Restate the whole listing exactly.

═════ RECORDS PROVIDED

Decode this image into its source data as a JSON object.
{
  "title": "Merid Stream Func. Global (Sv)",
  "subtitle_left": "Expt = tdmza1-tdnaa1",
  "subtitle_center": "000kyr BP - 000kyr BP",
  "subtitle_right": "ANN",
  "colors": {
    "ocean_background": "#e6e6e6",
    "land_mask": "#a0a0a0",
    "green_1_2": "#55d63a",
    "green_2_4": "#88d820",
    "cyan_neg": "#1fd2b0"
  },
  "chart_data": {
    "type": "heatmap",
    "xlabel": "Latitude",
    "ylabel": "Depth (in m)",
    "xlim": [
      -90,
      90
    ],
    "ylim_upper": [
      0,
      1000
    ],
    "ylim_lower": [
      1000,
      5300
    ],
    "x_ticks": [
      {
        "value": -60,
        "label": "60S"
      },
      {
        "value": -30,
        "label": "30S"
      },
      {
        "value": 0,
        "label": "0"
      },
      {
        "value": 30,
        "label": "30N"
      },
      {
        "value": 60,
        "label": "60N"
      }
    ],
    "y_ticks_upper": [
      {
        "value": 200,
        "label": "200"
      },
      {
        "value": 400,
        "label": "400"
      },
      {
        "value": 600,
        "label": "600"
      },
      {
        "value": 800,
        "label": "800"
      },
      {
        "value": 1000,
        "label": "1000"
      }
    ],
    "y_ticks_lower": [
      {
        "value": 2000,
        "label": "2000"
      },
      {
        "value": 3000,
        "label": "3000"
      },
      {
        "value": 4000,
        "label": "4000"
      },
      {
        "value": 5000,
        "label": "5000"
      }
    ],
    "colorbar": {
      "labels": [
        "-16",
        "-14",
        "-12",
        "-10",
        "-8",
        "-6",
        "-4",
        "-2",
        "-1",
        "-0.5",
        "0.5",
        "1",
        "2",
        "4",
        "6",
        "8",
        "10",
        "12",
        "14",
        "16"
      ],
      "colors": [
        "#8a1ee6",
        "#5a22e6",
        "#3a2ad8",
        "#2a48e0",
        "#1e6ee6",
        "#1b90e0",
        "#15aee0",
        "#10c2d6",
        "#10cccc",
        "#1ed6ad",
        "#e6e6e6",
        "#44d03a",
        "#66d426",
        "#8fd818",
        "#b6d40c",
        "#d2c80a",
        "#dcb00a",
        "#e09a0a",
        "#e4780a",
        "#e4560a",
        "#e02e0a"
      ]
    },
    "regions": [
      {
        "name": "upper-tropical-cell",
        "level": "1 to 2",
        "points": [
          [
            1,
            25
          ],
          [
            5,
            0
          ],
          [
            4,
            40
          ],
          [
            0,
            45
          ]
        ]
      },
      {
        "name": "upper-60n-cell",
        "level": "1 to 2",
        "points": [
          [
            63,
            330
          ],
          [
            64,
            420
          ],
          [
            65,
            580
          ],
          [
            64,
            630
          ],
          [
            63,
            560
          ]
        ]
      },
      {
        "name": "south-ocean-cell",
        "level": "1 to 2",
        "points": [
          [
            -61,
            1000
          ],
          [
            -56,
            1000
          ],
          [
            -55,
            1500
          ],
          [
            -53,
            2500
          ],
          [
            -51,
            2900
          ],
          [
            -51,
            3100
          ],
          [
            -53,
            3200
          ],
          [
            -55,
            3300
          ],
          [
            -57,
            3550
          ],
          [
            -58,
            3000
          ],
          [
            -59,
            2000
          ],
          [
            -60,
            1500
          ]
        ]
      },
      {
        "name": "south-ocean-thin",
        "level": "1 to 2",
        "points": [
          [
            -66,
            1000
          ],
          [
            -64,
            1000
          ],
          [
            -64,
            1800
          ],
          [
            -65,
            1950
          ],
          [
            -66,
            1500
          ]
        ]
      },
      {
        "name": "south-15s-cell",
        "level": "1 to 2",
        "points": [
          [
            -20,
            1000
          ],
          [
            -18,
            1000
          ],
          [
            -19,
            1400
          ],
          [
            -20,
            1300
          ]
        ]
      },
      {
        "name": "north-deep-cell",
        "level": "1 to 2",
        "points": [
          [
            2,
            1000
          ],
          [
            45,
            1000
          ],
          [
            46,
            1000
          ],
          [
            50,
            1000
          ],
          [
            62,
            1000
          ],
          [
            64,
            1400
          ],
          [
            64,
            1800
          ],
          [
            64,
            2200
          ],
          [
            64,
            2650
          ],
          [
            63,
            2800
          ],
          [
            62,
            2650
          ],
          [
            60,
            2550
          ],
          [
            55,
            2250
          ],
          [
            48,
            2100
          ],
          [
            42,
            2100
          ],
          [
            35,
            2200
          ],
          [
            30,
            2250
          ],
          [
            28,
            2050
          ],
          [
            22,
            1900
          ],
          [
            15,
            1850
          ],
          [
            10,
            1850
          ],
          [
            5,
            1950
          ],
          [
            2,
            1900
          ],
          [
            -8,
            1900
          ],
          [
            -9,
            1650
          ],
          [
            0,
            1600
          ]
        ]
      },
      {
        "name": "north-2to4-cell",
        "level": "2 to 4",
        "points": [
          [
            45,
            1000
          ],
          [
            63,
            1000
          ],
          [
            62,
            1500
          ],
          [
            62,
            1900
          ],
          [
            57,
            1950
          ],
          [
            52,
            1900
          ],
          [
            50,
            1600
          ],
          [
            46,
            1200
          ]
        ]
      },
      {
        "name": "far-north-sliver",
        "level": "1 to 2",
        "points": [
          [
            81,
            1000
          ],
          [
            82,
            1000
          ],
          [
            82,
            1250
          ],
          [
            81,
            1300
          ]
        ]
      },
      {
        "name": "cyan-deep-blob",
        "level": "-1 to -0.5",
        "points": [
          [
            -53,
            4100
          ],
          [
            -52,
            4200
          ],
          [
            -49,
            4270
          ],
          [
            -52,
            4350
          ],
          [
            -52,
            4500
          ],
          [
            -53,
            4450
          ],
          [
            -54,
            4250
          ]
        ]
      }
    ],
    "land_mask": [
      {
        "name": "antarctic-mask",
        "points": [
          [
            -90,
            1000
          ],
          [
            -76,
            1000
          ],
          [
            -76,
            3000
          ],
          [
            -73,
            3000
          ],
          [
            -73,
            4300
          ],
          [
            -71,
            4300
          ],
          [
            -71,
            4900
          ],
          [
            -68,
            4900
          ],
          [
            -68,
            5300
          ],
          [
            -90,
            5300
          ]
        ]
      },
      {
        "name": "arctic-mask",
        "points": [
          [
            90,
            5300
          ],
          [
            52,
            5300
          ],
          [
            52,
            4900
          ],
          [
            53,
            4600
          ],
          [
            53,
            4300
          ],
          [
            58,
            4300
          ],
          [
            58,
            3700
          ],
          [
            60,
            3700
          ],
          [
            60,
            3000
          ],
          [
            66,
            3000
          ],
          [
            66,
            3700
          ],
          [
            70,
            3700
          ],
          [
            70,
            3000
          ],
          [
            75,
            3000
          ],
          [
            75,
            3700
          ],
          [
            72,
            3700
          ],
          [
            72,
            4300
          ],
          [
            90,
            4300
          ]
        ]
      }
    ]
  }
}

══════════

● CORRECT RESPONSE
Decode this image into its source data as a JSON object.
{
  "title": "Merid Stream Func. Global (Sv)",
  "subtitle_left": "Expt = tdmza1-tdnaa1",
  "subtitle_center": "000kyr BP - 000kyr BP",
  "subtitle_right": "ANN",
  "colors": {
    "ocean_background": "#e6e6e6",
    "land_mask": "#a0a0a0",
    "green_1_2": "#55d63a",
    "green_2_4": "#88d820",
    "cyan_neg": "#1fd2b0"
  },
  "chart_data": {
    "type": "heatmap",
    "xlabel": "Latitude",
    "ylabel": "Depth (in m)",
    "xlim": [
      -90,
      90
    ],
    "ylim_upper": [
      0,
      1000
    ],
    "ylim_lower": [
      1000,
      5300
    ],
    "x_ticks": [
      {
        "value": -60,
        "label": "60S"
      },
      {
        "value": -30,
        "label": "30S"
      },
      {
        "value": 0,
        "label": "0"
      },
      {
        "value": 30,
        "label": "30N"
      },
      {
        "value": 60,
        "label": "60N"
      }
    ],
    "y_ticks_upper": [
      {
        "value": 200,
        "label": "200"
      },
      {
        "value": 400,
        "label": "400"
      },
      {
        "value": 600,
        "label": "600"
      },
      {
        "value": 800,
        "label": "800"
      },
      {
        "value": 1000,
        "label": "1000"
      }
    ],
    "y_ticks_lower": [
      {
        "value": 2000,
        "label": "2000"
      },
      {
        "value": 3000,
        "label": "3000"
      },
      {
        "value": 4000,
        "label": "4000"
      },
      {
        "value": 5000,
        "label": "5000"
      }
    ],
    "colorbar": {
      "labels": [
        "-16",
        "-14",
        "-12",
        "-10",
        "-8",
        "-6",
        "-4",
        "-2",
        "-1",
        "-0.5",
        "0.5",
        "1",
        "2",
        "4",
        "6",
        "8",
        "10",
        "12",
        "14",
        "16"
      ],
      "colors": [
        "#8a1ee6",
        "#5a22e6",
        "#3a2ad8",
        "#2a48e0",
        "#1e6ee6",
        "#1b90e0",
        "#15aee0",
        "#10c2d6",
        "#10cccc",
        "#1ed6ad",
        "#e6e6e6",
        "#44d03a",
        "#66d426",
        "#8fd818",
        "#b6d40c",
        "#d2c80a",
        "#dcb00a",
        "#e09a0a",
        "#e4780a",
        "#e4560a",
        "#e02e0a"
      ]
    },
    "regions": [
      {
        "name": "upper-tropical-cell",
        "level": "1 to 2",
        "points": [
          [
            1,
            25
          ],
          [
            5,
            0
          ],
          [
            4,
            40
          ],
          [
            0,
            45
          ]
        ]
      },
      {
        "name": "upper-60n-cell",
        "level": "1 to 2",
        "points": [
          [
            63,
            330
          ],
          [
            64,
            420
          ],
          [
            65,
            580
          ],
          [
            64,
            630
          ],
          [
            63,
            560
          ]
        ]
      },
      {
        "name": "south-ocean-cell",
        "level": "1 to 2",
        "points": [
          [
            -61,
            1000
          ],
          [
            -56,
            1000
          ],
          [
            -55,
            1500
          ],
          [
            -53,
            2500
          ],
          [
            -51,
            2900
          ],
          [
            -51,
            3100
          ],
          [
            -53,
            3200
          ],
          [
            -55,
            3300
          ],
          [
            -57,
            3550
          ],
          [
            -58,
            3000
          ],
          [
            -59,
            2000
          ],
          [
            -60,
            1500
          ]
        ]
      },
      {
        "name": "south-ocean-thin",
        "level": "1 to 2",
        "points": [
          [
            -66,
            1000
          ],
          [
            -64,
            1000
          ],
          [
            -64,
            1800
          ],
          [
            -65,
            1950
          ],
          [
            -66,
            1500
          ]
        ]
      },
      {
        "name": "south-15s-cell",
        "level": "1 to 2",
        "points": [
          [
            -20,
            1000
          ],
          [
            -18,
            1000
          ],
          [
            -19,
            1400
          ],
          [
            -20,
            1300
          ]
        ]
      },
      {
        "name": "north-deep-cell",
        "level": "1 to 2",
        "points": [
          [
            2,
            1000
          ],
          [
            45,
            1000
          ],
          [
            46,
            1000
          ],
          [
            50,
            1000
          ],
          [
            62,
            1000
          ],
          [
            64,
            1400
          ],
          [
            64,
            1800
          ],
          [
            64,
            2200
          ],
          [
            64,
            2650
          ],
          [
            63,
            2800
          ],
          [
            62,
            2650
          ],
          [
            60,
            2550
          ],
          [
            55,
            2250
          ],
          [
            48,
            2100
          ],
          [
            42,
            2100
          ],
          [
            35,
            2200
          ],
          [
            30,
            2250
          ],
          [
            28,
            2050
          ],
          [
            22,
            1900
          ],
          [
            15,
            1850
          ],
          [
            10,
            1850
          ],
          [
            5,
            1950
          ],
          [
            2,
            1900
          ],
          [
            -8,
            1900
          ],
          [
            -9,
            1650
          ],
          [
            0,
            1600
          ]
        ]
      },
      {
        "name": "north-2to4-cell",
        "level": "2 to 4",
        "points": [
          [
            45,
            1000
          ],
          [
            63,
            1000
          ],
          [
            62,
            1500
          ],
          [
            62,
            1900
          ],
          [
            57,
            1950
          ],
          [
            52,
            1900
          ],
          [
            50,
            1600
          ],
          [
            46,
            1200
          ]
        ]
      },
      {
        "name": "far-north-sliver",
        "level": "1 to 2",
        "points": [
          [
            81,
            1000
          ],
          [
            82,
            1000
          ],
          [
            82,
            1250
          ],
          [
            81,
            1300
          ]
        ]
      },
      {
        "name": "cyan-deep-blob",
        "level": "-1 to -0.5",
        "points": [
          [
            -53,
            4100
          ],
          [
            -52,
            4200
          ],
          [
            -49,
            4270
          ],
          [
            -52,
            4350
          ],
          [
            -52,
            4500
          ],
          [
            -53,
            4450
          ],
          [
            -54,
            4250
          ]
        ]
      }
    ],
    "land_mask": [
      {
        "name": "antarctic-mask",
        "points": [
          [
            -90,
            1000
          ],
          [
            -76,
            1000
          ],
          [
            -76,
            3000
          ],
          [
            -73,
            3000
          ],
          [
            -73,
            4300
          ],
          [
            -71,
            4300
          ],
          [
            -71,
            4900
          ],
          [
            -68,
            4900
          ],
          [
            -68,
            5300
          ],
          [
            -90,
            5300
          ]
        ]
      },
      {
        "name": "arctic-mask",
        "points": [
          [
            90,
            5300
          ],
          [
            52,
            5300
          ],
          [
            52,
            4900
          ],
          [
            53,
            4600
          ],
          [
            53,
            4300
          ],
          [
            58,
            4300
          ],
          [
            58,
            3700
          ],
          [
            60,
            3700
          ],
          [
            60,
            3000
          ],
          [
            66,
            3000
          ],
          [
            66,
            3700
          ],
          [
            70,
            3700
          ],
          [
            70,
            3000
          ],
          [
            75,
            3000
          ],
          [
            75,
            3700
          ],
          [
            72,
            3700
          ],
          [
            72,
            4300
          ],
          [
            90,
            4300
          ]
        ]
      }
    ]
  }
}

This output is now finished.